— start of MATERIALS PROVIDED —

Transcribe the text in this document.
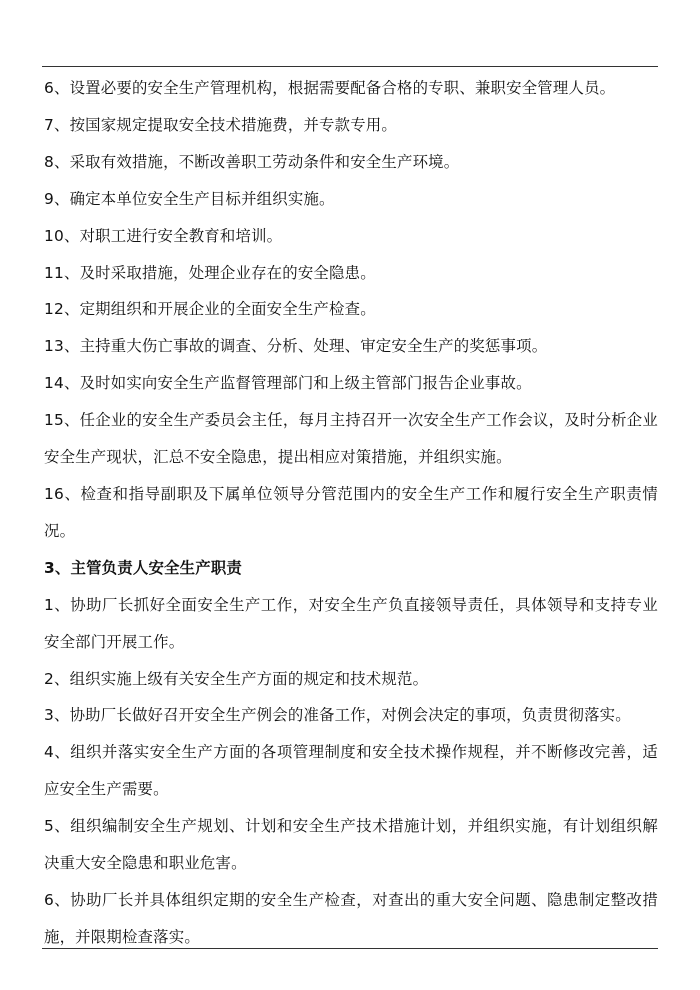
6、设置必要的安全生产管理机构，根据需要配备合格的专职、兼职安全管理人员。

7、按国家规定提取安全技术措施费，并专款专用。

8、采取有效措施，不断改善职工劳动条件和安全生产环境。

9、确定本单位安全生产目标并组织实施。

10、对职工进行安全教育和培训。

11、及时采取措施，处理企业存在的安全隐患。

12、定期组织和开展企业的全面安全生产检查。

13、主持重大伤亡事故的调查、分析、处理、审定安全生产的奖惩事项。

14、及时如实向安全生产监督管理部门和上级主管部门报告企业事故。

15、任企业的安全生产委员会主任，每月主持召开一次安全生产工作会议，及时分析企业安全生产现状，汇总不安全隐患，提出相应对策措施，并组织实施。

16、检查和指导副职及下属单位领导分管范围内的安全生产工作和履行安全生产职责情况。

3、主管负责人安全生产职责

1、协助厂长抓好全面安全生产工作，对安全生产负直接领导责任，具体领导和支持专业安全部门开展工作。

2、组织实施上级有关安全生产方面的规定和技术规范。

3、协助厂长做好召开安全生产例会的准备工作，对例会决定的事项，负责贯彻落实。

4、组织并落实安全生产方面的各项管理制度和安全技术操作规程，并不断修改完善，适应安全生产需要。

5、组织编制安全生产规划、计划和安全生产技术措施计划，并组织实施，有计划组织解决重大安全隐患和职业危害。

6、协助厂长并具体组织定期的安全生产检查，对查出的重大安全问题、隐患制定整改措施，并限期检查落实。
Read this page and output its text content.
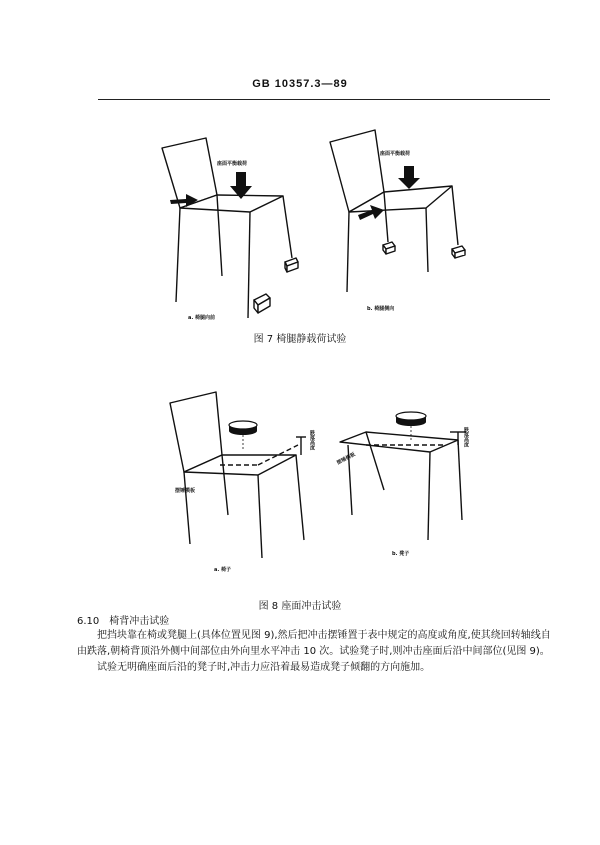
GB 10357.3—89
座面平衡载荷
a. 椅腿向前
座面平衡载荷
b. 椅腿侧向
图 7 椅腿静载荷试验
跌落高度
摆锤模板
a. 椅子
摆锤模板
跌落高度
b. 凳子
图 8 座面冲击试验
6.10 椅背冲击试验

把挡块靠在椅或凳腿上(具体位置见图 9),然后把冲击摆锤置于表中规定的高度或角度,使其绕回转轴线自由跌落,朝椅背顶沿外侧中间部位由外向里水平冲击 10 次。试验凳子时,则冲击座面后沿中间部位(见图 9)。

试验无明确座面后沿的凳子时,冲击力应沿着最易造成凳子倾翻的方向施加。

— end of MATERIALS PROVIDED —

• **EXERCISE REQUIREMENTS**
Each record above should be copied character for character, with pictures dropped.

• **RESULT OF THE TASK**
Transcribe the text in this document.
6、设置必要的安全生产管理机构，根据需要配备合格的专职、兼职安全管理人员。

7、按国家规定提取安全技术措施费，并专款专用。

8、采取有效措施，不断改善职工劳动条件和安全生产环境。

9、确定本单位安全生产目标并组织实施。

10、对职工进行安全教育和培训。

11、及时采取措施，处理企业存在的安全隐患。

12、定期组织和开展企业的全面安全生产检查。

13、主持重大伤亡事故的调查、分析、处理、审定安全生产的奖惩事项。

14、及时如实向安全生产监督管理部门和上级主管部门报告企业事故。

15、任企业的安全生产委员会主任，每月主持召开一次安全生产工作会议，及时分析企业安全生产现状，汇总不安全隐患，提出相应对策措施，并组织实施。

16、检查和指导副职及下属单位领导分管范围内的安全生产工作和履行安全生产职责情况。

3、主管负责人安全生产职责

1、协助厂长抓好全面安全生产工作，对安全生产负直接领导责任，具体领导和支持专业安全部门开展工作。

2、组织实施上级有关安全生产方面的规定和技术规范。

3、协助厂长做好召开安全生产例会的准备工作，对例会决定的事项，负责贯彻落实。

4、组织并落实安全生产方面的各项管理制度和安全技术操作规程，并不断修改完善，适应安全生产需要。

5、组织编制安全生产规划、计划和安全生产技术措施计划，并组织实施，有计划组织解决重大安全隐患和职业危害。

6、协助厂长并具体组织定期的安全生产检查，对查出的重大安全问题、隐患制定整改措施，并限期检查落实。
Read this page and output its text content.
GB 10357.3—89
座面平衡载荷
a. 椅腿向前
座面平衡载荷
b. 椅腿侧向
图 7 椅腿静载荷试验
跌落高度
摆锤模板
a. 椅子
摆锤模板
跌落高度
b. 凳子
图 8 座面冲击试验
6.10 椅背冲击试验

把挡块靠在椅或凳腿上(具体位置见图 9),然后把冲击摆锤置于表中规定的高度或角度,使其绕回转轴线自由跌落,朝椅背顶沿外侧中间部位由外向里水平冲击 10 次。试验凳子时,则冲击座面后沿中间部位(见图 9)。

试验无明确座面后沿的凳子时,冲击力应沿着最易造成凳子倾翻的方向施加。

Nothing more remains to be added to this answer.